*Some entries*:
%%

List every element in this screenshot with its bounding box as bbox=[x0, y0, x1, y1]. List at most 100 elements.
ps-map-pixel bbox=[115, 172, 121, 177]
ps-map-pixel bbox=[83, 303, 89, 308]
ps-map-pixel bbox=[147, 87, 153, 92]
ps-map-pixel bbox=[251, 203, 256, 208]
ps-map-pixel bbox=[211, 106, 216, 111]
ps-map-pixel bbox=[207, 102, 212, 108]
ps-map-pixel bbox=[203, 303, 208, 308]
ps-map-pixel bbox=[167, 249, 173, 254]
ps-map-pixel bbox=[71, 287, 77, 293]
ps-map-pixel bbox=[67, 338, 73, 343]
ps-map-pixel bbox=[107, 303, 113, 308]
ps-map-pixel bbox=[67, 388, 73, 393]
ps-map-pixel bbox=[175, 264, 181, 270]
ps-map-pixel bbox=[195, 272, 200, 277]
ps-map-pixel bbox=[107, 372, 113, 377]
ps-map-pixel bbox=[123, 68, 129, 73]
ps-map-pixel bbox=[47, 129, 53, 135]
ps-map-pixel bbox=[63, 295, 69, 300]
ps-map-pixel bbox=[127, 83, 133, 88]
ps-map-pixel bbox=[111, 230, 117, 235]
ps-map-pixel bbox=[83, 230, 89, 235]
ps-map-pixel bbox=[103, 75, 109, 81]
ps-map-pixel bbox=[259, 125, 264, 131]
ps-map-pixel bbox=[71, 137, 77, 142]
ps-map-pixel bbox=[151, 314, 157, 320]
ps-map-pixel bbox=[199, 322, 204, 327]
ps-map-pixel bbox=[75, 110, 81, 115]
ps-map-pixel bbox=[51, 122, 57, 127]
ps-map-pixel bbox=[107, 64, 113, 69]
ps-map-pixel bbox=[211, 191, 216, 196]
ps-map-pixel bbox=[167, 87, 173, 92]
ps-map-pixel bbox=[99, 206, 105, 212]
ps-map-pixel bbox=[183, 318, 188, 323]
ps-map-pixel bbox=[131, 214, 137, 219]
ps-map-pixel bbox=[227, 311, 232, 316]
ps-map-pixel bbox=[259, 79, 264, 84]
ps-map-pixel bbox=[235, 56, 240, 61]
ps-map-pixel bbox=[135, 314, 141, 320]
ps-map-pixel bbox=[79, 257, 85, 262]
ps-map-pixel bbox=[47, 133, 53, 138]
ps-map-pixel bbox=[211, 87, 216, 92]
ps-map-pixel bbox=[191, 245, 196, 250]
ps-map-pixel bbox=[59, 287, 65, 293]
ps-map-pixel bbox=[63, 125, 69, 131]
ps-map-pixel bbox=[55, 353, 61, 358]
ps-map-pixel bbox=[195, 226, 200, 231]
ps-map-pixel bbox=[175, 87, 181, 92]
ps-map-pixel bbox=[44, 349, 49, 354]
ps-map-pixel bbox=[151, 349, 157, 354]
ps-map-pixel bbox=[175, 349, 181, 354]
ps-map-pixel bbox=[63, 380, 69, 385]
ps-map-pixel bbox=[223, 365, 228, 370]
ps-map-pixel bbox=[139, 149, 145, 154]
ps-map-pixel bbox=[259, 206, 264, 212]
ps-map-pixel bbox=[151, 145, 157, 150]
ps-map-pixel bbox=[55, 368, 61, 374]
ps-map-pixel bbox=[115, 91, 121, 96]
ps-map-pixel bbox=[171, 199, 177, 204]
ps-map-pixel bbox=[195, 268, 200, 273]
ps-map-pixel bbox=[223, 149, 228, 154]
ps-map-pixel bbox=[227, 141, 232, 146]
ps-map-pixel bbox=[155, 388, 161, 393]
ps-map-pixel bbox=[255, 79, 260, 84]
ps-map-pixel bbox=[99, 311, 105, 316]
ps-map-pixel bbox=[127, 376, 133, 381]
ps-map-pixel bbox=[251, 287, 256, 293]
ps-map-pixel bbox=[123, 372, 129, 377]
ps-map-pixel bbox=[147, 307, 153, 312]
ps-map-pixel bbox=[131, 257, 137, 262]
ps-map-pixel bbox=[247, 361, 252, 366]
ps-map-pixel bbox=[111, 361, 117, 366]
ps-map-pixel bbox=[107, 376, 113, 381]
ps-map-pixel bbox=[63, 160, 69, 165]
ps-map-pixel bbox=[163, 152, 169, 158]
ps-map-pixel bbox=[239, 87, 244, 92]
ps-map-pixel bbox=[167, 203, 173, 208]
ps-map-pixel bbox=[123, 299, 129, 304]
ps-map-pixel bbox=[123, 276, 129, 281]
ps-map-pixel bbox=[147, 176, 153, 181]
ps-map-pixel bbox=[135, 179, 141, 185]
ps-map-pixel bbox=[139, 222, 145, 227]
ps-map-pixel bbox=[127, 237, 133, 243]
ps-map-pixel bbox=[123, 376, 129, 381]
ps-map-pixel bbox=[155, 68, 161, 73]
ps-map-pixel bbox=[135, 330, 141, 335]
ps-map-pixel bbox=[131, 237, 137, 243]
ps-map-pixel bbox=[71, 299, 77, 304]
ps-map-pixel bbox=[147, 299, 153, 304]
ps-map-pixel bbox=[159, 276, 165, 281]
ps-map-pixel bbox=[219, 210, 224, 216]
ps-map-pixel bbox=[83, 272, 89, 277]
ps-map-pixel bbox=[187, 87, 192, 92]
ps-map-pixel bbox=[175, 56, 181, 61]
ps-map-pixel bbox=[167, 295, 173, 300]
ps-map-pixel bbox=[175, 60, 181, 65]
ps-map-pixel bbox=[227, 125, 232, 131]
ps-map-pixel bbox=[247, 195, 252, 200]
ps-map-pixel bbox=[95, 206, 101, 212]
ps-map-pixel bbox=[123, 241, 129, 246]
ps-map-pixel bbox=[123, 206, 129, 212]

%%

*The task*: Copy these entries word for word, reproducing every line as it stands.

*Answer for this exercise*:
List every element in this screenshot with its bounding box as bbox=[x0, y0, x1, y1]. List at most 100 elements.
ps-map-pixel bbox=[115, 172, 121, 177]
ps-map-pixel bbox=[83, 303, 89, 308]
ps-map-pixel bbox=[147, 87, 153, 92]
ps-map-pixel bbox=[251, 203, 256, 208]
ps-map-pixel bbox=[211, 106, 216, 111]
ps-map-pixel bbox=[207, 102, 212, 108]
ps-map-pixel bbox=[203, 303, 208, 308]
ps-map-pixel bbox=[167, 249, 173, 254]
ps-map-pixel bbox=[71, 287, 77, 293]
ps-map-pixel bbox=[67, 338, 73, 343]
ps-map-pixel bbox=[107, 303, 113, 308]
ps-map-pixel bbox=[67, 388, 73, 393]
ps-map-pixel bbox=[175, 264, 181, 270]
ps-map-pixel bbox=[195, 272, 200, 277]
ps-map-pixel bbox=[107, 372, 113, 377]
ps-map-pixel bbox=[123, 68, 129, 73]
ps-map-pixel bbox=[47, 129, 53, 135]
ps-map-pixel bbox=[63, 295, 69, 300]
ps-map-pixel bbox=[127, 83, 133, 88]
ps-map-pixel bbox=[111, 230, 117, 235]
ps-map-pixel bbox=[83, 230, 89, 235]
ps-map-pixel bbox=[103, 75, 109, 81]
ps-map-pixel bbox=[259, 125, 264, 131]
ps-map-pixel bbox=[71, 137, 77, 142]
ps-map-pixel bbox=[151, 314, 157, 320]
ps-map-pixel bbox=[199, 322, 204, 327]
ps-map-pixel bbox=[75, 110, 81, 115]
ps-map-pixel bbox=[51, 122, 57, 127]
ps-map-pixel bbox=[107, 64, 113, 69]
ps-map-pixel bbox=[211, 191, 216, 196]
ps-map-pixel bbox=[167, 87, 173, 92]
ps-map-pixel bbox=[99, 206, 105, 212]
ps-map-pixel bbox=[183, 318, 188, 323]
ps-map-pixel bbox=[131, 214, 137, 219]
ps-map-pixel bbox=[227, 311, 232, 316]
ps-map-pixel bbox=[259, 79, 264, 84]
ps-map-pixel bbox=[235, 56, 240, 61]
ps-map-pixel bbox=[135, 314, 141, 320]
ps-map-pixel bbox=[79, 257, 85, 262]
ps-map-pixel bbox=[47, 133, 53, 138]
ps-map-pixel bbox=[211, 87, 216, 92]
ps-map-pixel bbox=[191, 245, 196, 250]
ps-map-pixel bbox=[59, 287, 65, 293]
ps-map-pixel bbox=[63, 125, 69, 131]
ps-map-pixel bbox=[55, 353, 61, 358]
ps-map-pixel bbox=[195, 226, 200, 231]
ps-map-pixel bbox=[175, 87, 181, 92]
ps-map-pixel bbox=[44, 349, 49, 354]
ps-map-pixel bbox=[151, 349, 157, 354]
ps-map-pixel bbox=[175, 349, 181, 354]
ps-map-pixel bbox=[63, 380, 69, 385]
ps-map-pixel bbox=[223, 365, 228, 370]
ps-map-pixel bbox=[139, 149, 145, 154]
ps-map-pixel bbox=[259, 206, 264, 212]
ps-map-pixel bbox=[151, 145, 157, 150]
ps-map-pixel bbox=[55, 368, 61, 374]
ps-map-pixel bbox=[115, 91, 121, 96]
ps-map-pixel bbox=[171, 199, 177, 204]
ps-map-pixel bbox=[195, 268, 200, 273]
ps-map-pixel bbox=[223, 149, 228, 154]
ps-map-pixel bbox=[227, 141, 232, 146]
ps-map-pixel bbox=[155, 388, 161, 393]
ps-map-pixel bbox=[255, 79, 260, 84]
ps-map-pixel bbox=[99, 311, 105, 316]
ps-map-pixel bbox=[127, 376, 133, 381]
ps-map-pixel bbox=[251, 287, 256, 293]
ps-map-pixel bbox=[123, 372, 129, 377]
ps-map-pixel bbox=[147, 307, 153, 312]
ps-map-pixel bbox=[131, 257, 137, 262]
ps-map-pixel bbox=[247, 361, 252, 366]
ps-map-pixel bbox=[111, 361, 117, 366]
ps-map-pixel bbox=[107, 376, 113, 381]
ps-map-pixel bbox=[63, 160, 69, 165]
ps-map-pixel bbox=[163, 152, 169, 158]
ps-map-pixel bbox=[239, 87, 244, 92]
ps-map-pixel bbox=[167, 203, 173, 208]
ps-map-pixel bbox=[123, 299, 129, 304]
ps-map-pixel bbox=[123, 276, 129, 281]
ps-map-pixel bbox=[147, 176, 153, 181]
ps-map-pixel bbox=[135, 179, 141, 185]
ps-map-pixel bbox=[139, 222, 145, 227]
ps-map-pixel bbox=[127, 237, 133, 243]
ps-map-pixel bbox=[123, 376, 129, 381]
ps-map-pixel bbox=[155, 68, 161, 73]
ps-map-pixel bbox=[135, 330, 141, 335]
ps-map-pixel bbox=[131, 237, 137, 243]
ps-map-pixel bbox=[71, 299, 77, 304]
ps-map-pixel bbox=[147, 299, 153, 304]
ps-map-pixel bbox=[159, 276, 165, 281]
ps-map-pixel bbox=[219, 210, 224, 216]
ps-map-pixel bbox=[83, 272, 89, 277]
ps-map-pixel bbox=[187, 87, 192, 92]
ps-map-pixel bbox=[175, 56, 181, 61]
ps-map-pixel bbox=[167, 295, 173, 300]
ps-map-pixel bbox=[175, 60, 181, 65]
ps-map-pixel bbox=[227, 125, 232, 131]
ps-map-pixel bbox=[247, 195, 252, 200]
ps-map-pixel bbox=[95, 206, 101, 212]
ps-map-pixel bbox=[123, 241, 129, 246]
ps-map-pixel bbox=[123, 206, 129, 212]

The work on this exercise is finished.